• **Description of the task**
Each line of the data that includes the string "this" is to be copied out.

(Extracts from a graphics dataset)
══════
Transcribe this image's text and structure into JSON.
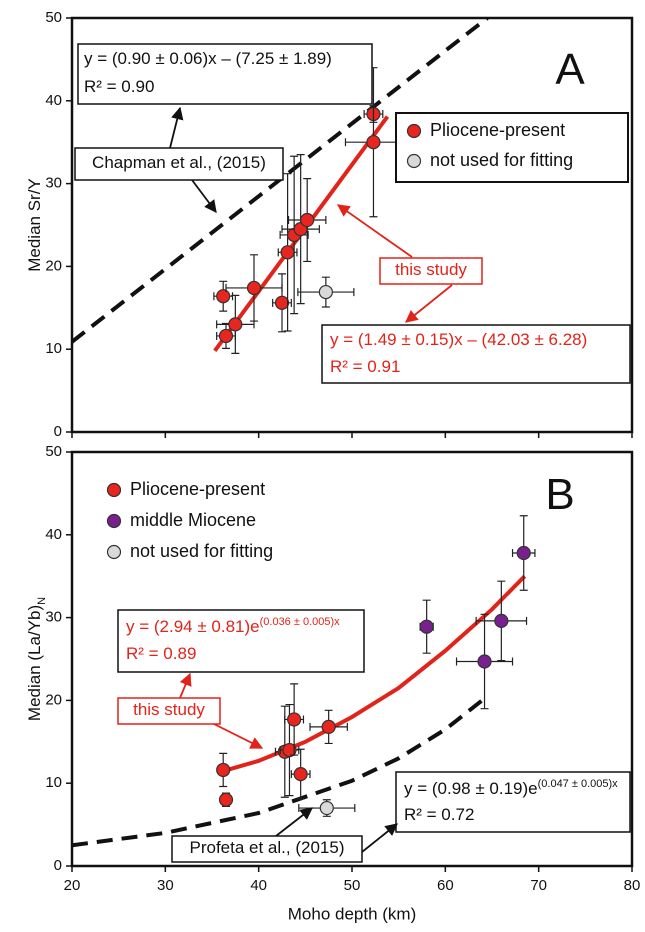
{
  "chart_data": [
    {
      "type": "scatter",
      "panel_label": "A",
      "ylabel": "Median Sr/Y",
      "xlim": [
        20,
        80
      ],
      "ylim": [
        0,
        50
      ],
      "xticks": [
        20,
        30,
        40,
        50,
        60,
        70,
        80
      ],
      "yticks": [
        0,
        10,
        20,
        30,
        40,
        50
      ],
      "legend": "upper right",
      "legend_frame": true,
      "series": [
        {
          "name": "Pliocene-present",
          "color": "#e8251e",
          "x": [
            36.2,
            36.5,
            37.5,
            39.5,
            42.5,
            43.1,
            43.8,
            44.5,
            45.2,
            52.3,
            52.3
          ],
          "values": [
            16.4,
            11.6,
            13.0,
            17.4,
            15.6,
            21.7,
            23.8,
            24.5,
            25.6,
            38.4,
            35.0
          ],
          "xerr": [
            1,
            1,
            2,
            3,
            1,
            1,
            1.5,
            2,
            2,
            1,
            3
          ],
          "yerr": [
            1.8,
            1.5,
            3.5,
            4,
            3.5,
            9.5,
            9.5,
            9,
            5,
            1,
            9
          ]
        },
        {
          "name": "not used for fitting",
          "color": "#d9d9d9",
          "x": [
            47.2
          ],
          "values": [
            16.9
          ],
          "xerr": [
            3
          ],
          "yerr": [
            1.8
          ]
        }
      ],
      "fits": [
        {
          "color": "#e2231a",
          "dashed": false,
          "x": [
            35.3,
            53.8
          ],
          "values": [
            9.8,
            38.1
          ]
        },
        {
          "color": "#111111",
          "dashed": true,
          "x": [
            20,
            64.5
          ],
          "values": [
            10.9,
            50
          ]
        }
      ],
      "annotations": [
        {
          "text": "A",
          "color": "#111111"
        },
        {
          "text": "y = (0.90 ± 0.06)x – (7.25 ± 1.89)",
          "color": "#111111"
        },
        {
          "text": "R² = 0.90",
          "color": "#111111"
        },
        {
          "text": "Chapman et al., (2015)",
          "color": "#111111"
        },
        {
          "text": "this study",
          "color": "#e2231a"
        },
        {
          "text": "y = (1.49 ± 0.15)x – (42.03 ± 6.28)",
          "color": "#e2231a"
        },
        {
          "text": "R² = 0.91",
          "color": "#e2231a"
        }
      ]
    },
    {
      "type": "scatter",
      "panel_label": "B",
      "ylabel": "Median (La/Yb)",
      "ylabel_sub": "N",
      "xlabel": "Moho depth (km)",
      "xlim": [
        20,
        80
      ],
      "ylim": [
        0,
        50
      ],
      "xticks": [
        20,
        30,
        40,
        50,
        60,
        70,
        80
      ],
      "yticks": [
        0,
        10,
        20,
        30,
        40,
        50
      ],
      "legend": "upper left",
      "legend_frame": false,
      "series": [
        {
          "name": "Pliocene-present",
          "color": "#e8251e",
          "x": [
            36.2,
            36.5,
            42.8,
            43.3,
            43.8,
            44.5,
            47.5
          ],
          "values": [
            11.6,
            8.0,
            13.8,
            14.0,
            17.7,
            11.1,
            16.8
          ],
          "xerr": [
            0.5,
            0.5,
            1,
            1,
            1,
            1,
            2
          ],
          "yerr": [
            2,
            0.8,
            5.5,
            5.5,
            4.3,
            3,
            2
          ]
        },
        {
          "name": "middle Miocene",
          "color": "#7a1f8e",
          "x": [
            58.0,
            64.2,
            66.0,
            68.4
          ],
          "values": [
            28.9,
            24.7,
            29.6,
            37.8
          ],
          "xerr": [
            0.7,
            3,
            2.7,
            1.2
          ],
          "yerr": [
            3.2,
            5.7,
            4.8,
            4.5
          ]
        },
        {
          "name": "not used for fitting",
          "color": "#d9d9d9",
          "x": [
            47.3
          ],
          "values": [
            7.0
          ],
          "xerr": [
            3
          ],
          "yerr": [
            1
          ]
        }
      ],
      "fits": [
        {
          "color": "#e2231a",
          "dashed": false,
          "x": [
            36.3,
            40,
            45,
            50,
            55,
            60,
            65,
            68.5
          ],
          "values": [
            11.5,
            12.7,
            15.0,
            18.0,
            21.5,
            26.0,
            31.0,
            35.0
          ]
        },
        {
          "color": "#111111",
          "dashed": true,
          "x": [
            20,
            30,
            40,
            50,
            55,
            60,
            64.5
          ],
          "values": [
            2.5,
            4.0,
            6.4,
            10.3,
            13.0,
            16.5,
            20.5
          ]
        }
      ],
      "annotations": [
        {
          "text": "B",
          "color": "#111111"
        },
        {
          "text": "y = (2.94 ± 0.81)e",
          "sup": "(0.036 ± 0.005)x",
          "color": "#e2231a"
        },
        {
          "text": "R² = 0.89",
          "color": "#e2231a"
        },
        {
          "text": "this study",
          "color": "#e2231a"
        },
        {
          "text": "y = (0.98 ± 0.19)e",
          "sup": "(0.047 ± 0.005)x",
          "color": "#111111"
        },
        {
          "text": "R² = 0.72",
          "color": "#111111"
        },
        {
          "text": "Profeta et al., (2015)",
          "color": "#111111"
        }
      ]
    }
  ]
}
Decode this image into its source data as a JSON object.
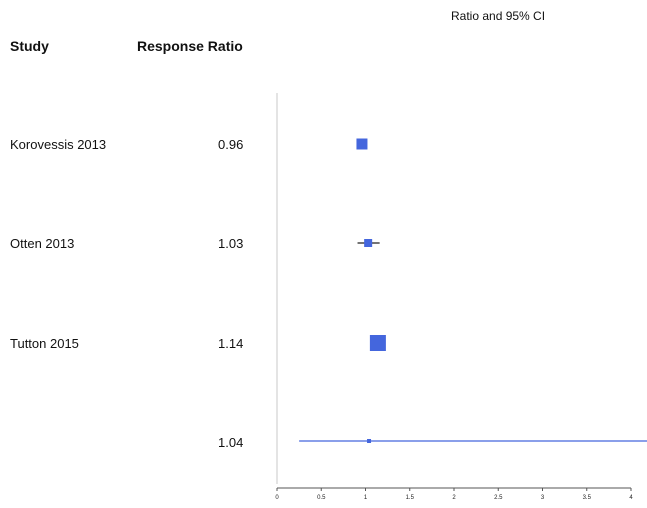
{
  "header": {
    "study_label": "Study",
    "ratio_label": "Response Ratio",
    "ci_label": "Ratio and 95% CI"
  },
  "chart_data": {
    "type": "forest",
    "xlim": [
      0,
      4.2
    ],
    "tick_labels": [
      "0",
      "0.5",
      "1",
      "1.5",
      "2",
      "2.5",
      "3",
      "3.5",
      "4"
    ],
    "tick_values": [
      0,
      0.5,
      1,
      1.5,
      2,
      2.5,
      3,
      3.5,
      4
    ],
    "reference_line": 0,
    "studies": [
      {
        "name": "Korovessis 2013",
        "ratio_text": "0.96",
        "ratio": 0.96,
        "lower": 0.96,
        "upper": 0.96,
        "weight": "medium"
      },
      {
        "name": "Otten 2013",
        "ratio_text": "1.03",
        "ratio": 1.03,
        "lower": 0.91,
        "upper": 1.16,
        "weight": "small"
      },
      {
        "name": "Tutton 2015",
        "ratio_text": "1.14",
        "ratio": 1.14,
        "lower": 1.14,
        "upper": 1.14,
        "weight": "large"
      },
      {
        "name": "",
        "ratio_text": "1.04",
        "ratio": 1.04,
        "lower": 0.25,
        "upper": 4.2,
        "weight": "tiny"
      }
    ],
    "colors": {
      "marker": "#4466dd",
      "axis": "#555555"
    }
  }
}
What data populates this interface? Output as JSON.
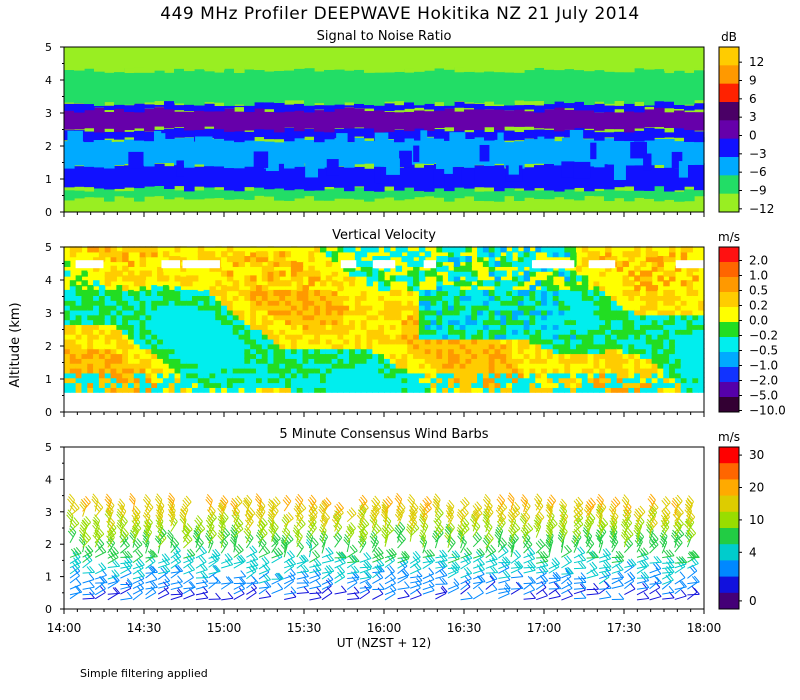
{
  "title": "449 MHz Profiler DEEPWAVE Hokitika NZ 21 July 2014",
  "y_axis_label": "Altitude (km)",
  "x_axis_label": "UT  (NZST + 12)",
  "footnote": "Simple filtering applied",
  "chart_data": [
    {
      "type": "heatmap",
      "title": "Signal to Noise Ratio",
      "unit": "dB",
      "x_ticks": [
        "14:00",
        "14:30",
        "15:00",
        "15:30",
        "16:00",
        "16:30",
        "17:00",
        "17:30",
        "18:00"
      ],
      "y_ticks": [
        "0",
        "1",
        "2",
        "3",
        "4",
        "5"
      ],
      "ylim": [
        0,
        5
      ],
      "xlim": [
        "14:00",
        "18:00"
      ],
      "colorbar": {
        "labels": [
          "12",
          "9",
          "6",
          "3",
          "0",
          "−3",
          "−6",
          "−9",
          "−12"
        ],
        "colors": [
          "#ffcc00",
          "#ff9900",
          "#ff2200",
          "#4a0066",
          "#6600aa",
          "#1111ff",
          "#00aaff",
          "#22dd66",
          "#99ee22"
        ]
      },
      "layers": [
        {
          "from_km": 0.0,
          "to_km": 0.4,
          "value": -12
        },
        {
          "from_km": 0.4,
          "to_km": 0.7,
          "value": -9
        },
        {
          "from_km": 0.7,
          "to_km": 1.4,
          "value": -3
        },
        {
          "from_km": 1.4,
          "to_km": 2.2,
          "value": -6
        },
        {
          "from_km": 2.2,
          "to_km": 2.5,
          "value": -3
        },
        {
          "from_km": 2.5,
          "to_km": 3.1,
          "value": 0
        },
        {
          "from_km": 3.1,
          "to_km": 3.3,
          "value": -3
        },
        {
          "from_km": 3.3,
          "to_km": 4.3,
          "value": -9
        },
        {
          "from_km": 4.3,
          "to_km": 5.0,
          "value": -12
        }
      ]
    },
    {
      "type": "heatmap",
      "title": "Vertical Velocity",
      "unit": "m/s",
      "x_ticks": [
        "14:00",
        "14:30",
        "15:00",
        "15:30",
        "16:00",
        "16:30",
        "17:00",
        "17:30",
        "18:00"
      ],
      "y_ticks": [
        "0",
        "1",
        "2",
        "3",
        "4",
        "5"
      ],
      "ylim": [
        0,
        5
      ],
      "xlim": [
        "14:00",
        "18:00"
      ],
      "colorbar": {
        "labels": [
          "2.0",
          "1.0",
          "0.5",
          "0.2",
          "0.0",
          "−0.2",
          "−0.5",
          "−1.0",
          "−2.0",
          "−5.0",
          "−10.0"
        ],
        "colors": [
          "#ff1111",
          "#ff6600",
          "#ff9900",
          "#ffcc00",
          "#ffff00",
          "#22dd22",
          "#00eeee",
          "#00aaff",
          "#1133ff",
          "#5500aa",
          "#330033"
        ]
      },
      "data_range_km": [
        0.6,
        5.0
      ],
      "dominant_values": [
        0.2,
        0.0,
        -0.2,
        -0.5
      ]
    },
    {
      "type": "scatter",
      "subtype": "wind-barbs",
      "title": "5 Minute Consensus Wind Barbs",
      "unit": "m/s",
      "x_ticks": [
        "14:00",
        "14:30",
        "15:00",
        "15:30",
        "16:00",
        "16:30",
        "17:00",
        "17:30",
        "18:00"
      ],
      "y_ticks": [
        "0",
        "1",
        "2",
        "3",
        "4",
        "5"
      ],
      "ylim": [
        0,
        5
      ],
      "xlim": [
        "14:00",
        "18:00"
      ],
      "colorbar": {
        "labels": [
          "30",
          "20",
          "10",
          "4",
          "0"
        ],
        "colors": [
          "#ff0000",
          "#ff6600",
          "#ffaa00",
          "#ddcc00",
          "#99dd00",
          "#22cc44",
          "#00cccc",
          "#0088ff",
          "#1111dd",
          "#440077"
        ]
      },
      "barb_altitude_range_km": [
        0.3,
        3.1
      ],
      "speed_by_altitude": [
        {
          "alt_km": 0.5,
          "speed": 2
        },
        {
          "alt_km": 1.0,
          "speed": 5
        },
        {
          "alt_km": 1.5,
          "speed": 8
        },
        {
          "alt_km": 2.0,
          "speed": 12
        },
        {
          "alt_km": 2.5,
          "speed": 16
        },
        {
          "alt_km": 3.0,
          "speed": 20
        }
      ]
    }
  ]
}
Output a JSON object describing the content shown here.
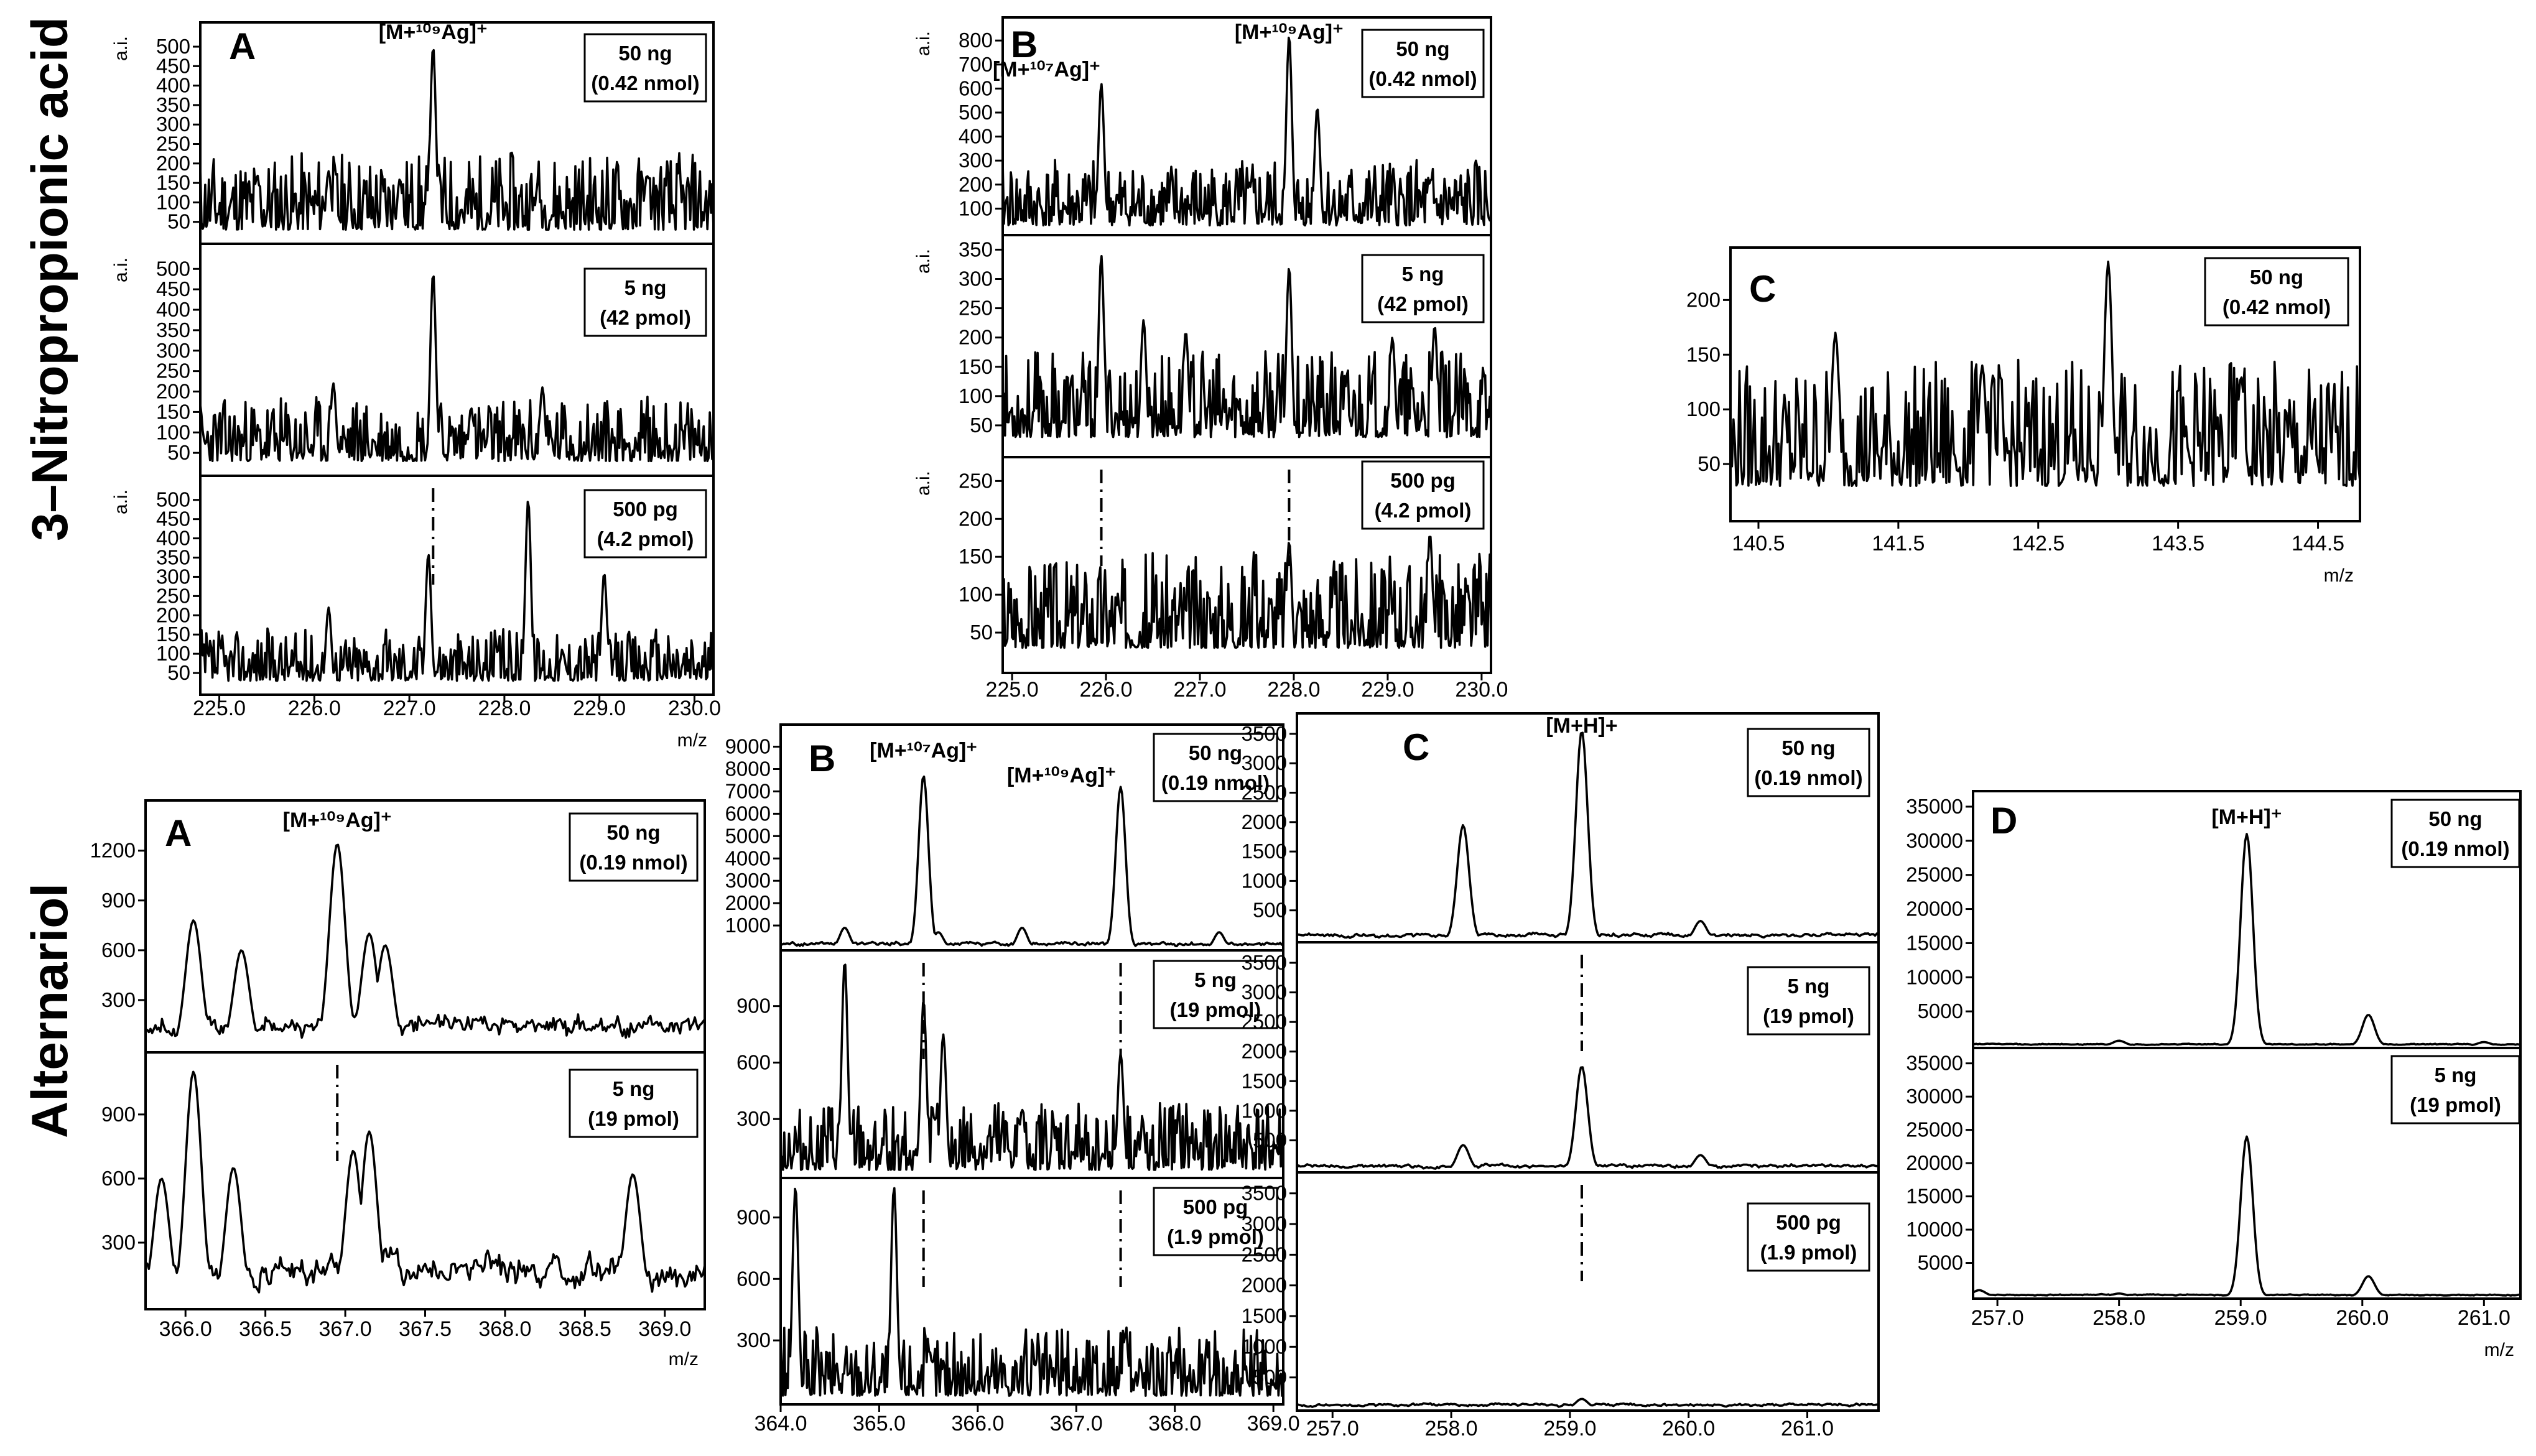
══════
• **Solved problem**
Transcribe this image's text and structure into JSON.
          "text": "this study",
          "text": "this study",
Decode this image into its source data as a JSON object.
What data populates this interface? Output as JSON.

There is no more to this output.